** Begin Exercise materials **

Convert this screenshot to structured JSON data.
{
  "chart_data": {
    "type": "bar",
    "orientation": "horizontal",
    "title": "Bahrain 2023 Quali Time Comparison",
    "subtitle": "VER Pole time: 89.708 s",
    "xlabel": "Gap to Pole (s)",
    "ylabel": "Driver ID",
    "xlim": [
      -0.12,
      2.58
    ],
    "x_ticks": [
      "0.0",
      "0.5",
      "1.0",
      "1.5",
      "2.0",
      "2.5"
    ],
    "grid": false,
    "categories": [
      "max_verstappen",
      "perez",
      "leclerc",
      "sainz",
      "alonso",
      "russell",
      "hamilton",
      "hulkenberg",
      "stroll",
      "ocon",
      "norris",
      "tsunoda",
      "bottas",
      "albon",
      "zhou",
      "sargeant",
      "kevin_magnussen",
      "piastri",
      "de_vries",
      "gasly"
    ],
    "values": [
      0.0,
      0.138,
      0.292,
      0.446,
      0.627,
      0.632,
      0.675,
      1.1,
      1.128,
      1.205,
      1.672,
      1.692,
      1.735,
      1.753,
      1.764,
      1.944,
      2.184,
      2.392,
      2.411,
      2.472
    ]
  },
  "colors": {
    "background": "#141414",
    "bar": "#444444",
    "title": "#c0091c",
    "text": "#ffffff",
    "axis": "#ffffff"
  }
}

** End Exercise materials **

Objective
Recopy the entries above in their entirety, exactly.

Expected answer
Convert this screenshot to structured JSON data.
{
  "chart_data": {
    "type": "bar",
    "orientation": "horizontal",
    "title": "Bahrain 2023 Quali Time Comparison",
    "subtitle": "VER Pole time: 89.708 s",
    "xlabel": "Gap to Pole (s)",
    "ylabel": "Driver ID",
    "xlim": [
      -0.12,
      2.58
    ],
    "x_ticks": [
      "0.0",
      "0.5",
      "1.0",
      "1.5",
      "2.0",
      "2.5"
    ],
    "grid": false,
    "categories": [
      "max_verstappen",
      "perez",
      "leclerc",
      "sainz",
      "alonso",
      "russell",
      "hamilton",
      "hulkenberg",
      "stroll",
      "ocon",
      "norris",
      "tsunoda",
      "bottas",
      "albon",
      "zhou",
      "sargeant",
      "kevin_magnussen",
      "piastri",
      "de_vries",
      "gasly"
    ],
    "values": [
      0.0,
      0.138,
      0.292,
      0.446,
      0.627,
      0.632,
      0.675,
      1.1,
      1.128,
      1.205,
      1.672,
      1.692,
      1.735,
      1.753,
      1.764,
      1.944,
      2.184,
      2.392,
      2.411,
      2.472
    ]
  },
  "colors": {
    "background": "#141414",
    "bar": "#444444",
    "title": "#c0091c",
    "text": "#ffffff",
    "axis": "#ffffff"
  }
}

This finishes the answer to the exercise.